→ **Input records**:
>>>>>
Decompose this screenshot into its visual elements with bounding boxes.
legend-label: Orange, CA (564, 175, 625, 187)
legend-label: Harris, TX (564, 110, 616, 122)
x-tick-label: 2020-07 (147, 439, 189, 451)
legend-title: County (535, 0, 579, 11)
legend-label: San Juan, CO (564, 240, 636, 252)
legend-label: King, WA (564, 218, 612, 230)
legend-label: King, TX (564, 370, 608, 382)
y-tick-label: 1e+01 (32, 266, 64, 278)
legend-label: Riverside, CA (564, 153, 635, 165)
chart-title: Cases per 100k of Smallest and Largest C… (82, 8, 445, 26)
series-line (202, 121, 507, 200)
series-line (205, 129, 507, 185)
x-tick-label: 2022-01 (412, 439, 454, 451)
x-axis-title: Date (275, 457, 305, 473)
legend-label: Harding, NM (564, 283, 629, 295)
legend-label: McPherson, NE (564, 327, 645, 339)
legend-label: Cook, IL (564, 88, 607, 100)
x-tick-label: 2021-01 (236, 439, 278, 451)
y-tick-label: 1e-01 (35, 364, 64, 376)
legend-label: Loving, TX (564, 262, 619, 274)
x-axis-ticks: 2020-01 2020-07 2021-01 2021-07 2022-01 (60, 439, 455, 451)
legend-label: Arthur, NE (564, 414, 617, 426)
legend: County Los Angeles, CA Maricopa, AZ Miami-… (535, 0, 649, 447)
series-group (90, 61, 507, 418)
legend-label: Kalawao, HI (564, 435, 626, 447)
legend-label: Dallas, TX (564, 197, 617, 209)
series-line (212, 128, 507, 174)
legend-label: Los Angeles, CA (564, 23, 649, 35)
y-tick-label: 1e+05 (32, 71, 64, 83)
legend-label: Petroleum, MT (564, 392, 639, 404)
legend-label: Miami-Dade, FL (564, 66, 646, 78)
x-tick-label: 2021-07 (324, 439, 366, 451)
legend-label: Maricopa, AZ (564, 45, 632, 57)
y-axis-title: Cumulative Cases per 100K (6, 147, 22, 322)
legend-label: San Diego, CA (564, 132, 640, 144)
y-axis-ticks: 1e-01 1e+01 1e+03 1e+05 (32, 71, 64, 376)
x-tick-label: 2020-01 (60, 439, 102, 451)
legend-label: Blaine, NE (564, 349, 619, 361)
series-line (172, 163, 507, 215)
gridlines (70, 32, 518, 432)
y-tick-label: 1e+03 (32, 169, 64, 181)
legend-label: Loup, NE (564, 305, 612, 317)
<<<<<
→ **Task instructions**: Can you print every row above again, character for character, in the same order?

→ **Task solution**:
Decompose this screenshot into its visual elements with bounding boxes.
legend-label: Orange, CA (564, 175, 625, 187)
legend-label: Harris, TX (564, 110, 616, 122)
x-tick-label: 2020-07 (147, 439, 189, 451)
legend-title: County (535, 0, 579, 11)
legend-label: San Juan, CO (564, 240, 636, 252)
legend-label: King, WA (564, 218, 612, 230)
legend-label: King, TX (564, 370, 608, 382)
y-tick-label: 1e+01 (32, 266, 64, 278)
legend-label: Riverside, CA (564, 153, 635, 165)
chart-title: Cases per 100k of Smallest and Largest C… (82, 8, 445, 26)
series-line (202, 121, 507, 200)
series-line (205, 129, 507, 185)
x-tick-label: 2022-01 (412, 439, 454, 451)
x-axis-title: Date (275, 457, 305, 473)
legend-label: Harding, NM (564, 283, 629, 295)
legend-label: McPherson, NE (564, 327, 645, 339)
legend-label: Cook, IL (564, 88, 607, 100)
x-tick-label: 2021-01 (236, 439, 278, 451)
y-tick-label: 1e-01 (35, 364, 64, 376)
legend-label: Loving, TX (564, 262, 619, 274)
x-axis-ticks: 2020-01 2020-07 2021-01 2021-07 2022-01 (60, 439, 455, 451)
legend-label: Arthur, NE (564, 414, 617, 426)
legend: County Los Angeles, CA Maricopa, AZ Miami-… (535, 0, 649, 447)
series-group (90, 61, 507, 418)
legend-label: Kalawao, HI (564, 435, 626, 447)
legend-label: Dallas, TX (564, 197, 617, 209)
series-line (212, 128, 507, 174)
legend-label: Los Angeles, CA (564, 23, 649, 35)
y-tick-label: 1e+05 (32, 71, 64, 83)
legend-label: Petroleum, MT (564, 392, 639, 404)
legend-label: Miami-Dade, FL (564, 66, 646, 78)
x-tick-label: 2021-07 (324, 439, 366, 451)
legend-label: Maricopa, AZ (564, 45, 632, 57)
y-axis-title: Cumulative Cases per 100K (6, 147, 22, 322)
legend-label: San Diego, CA (564, 132, 640, 144)
y-axis-ticks: 1e-01 1e+01 1e+03 1e+05 (32, 71, 64, 376)
x-tick-label: 2020-01 (60, 439, 102, 451)
legend-label: Blaine, NE (564, 349, 619, 361)
series-line (172, 163, 507, 215)
gridlines (70, 32, 518, 432)
y-tick-label: 1e+03 (32, 169, 64, 181)
legend-label: Loup, NE (564, 305, 612, 317)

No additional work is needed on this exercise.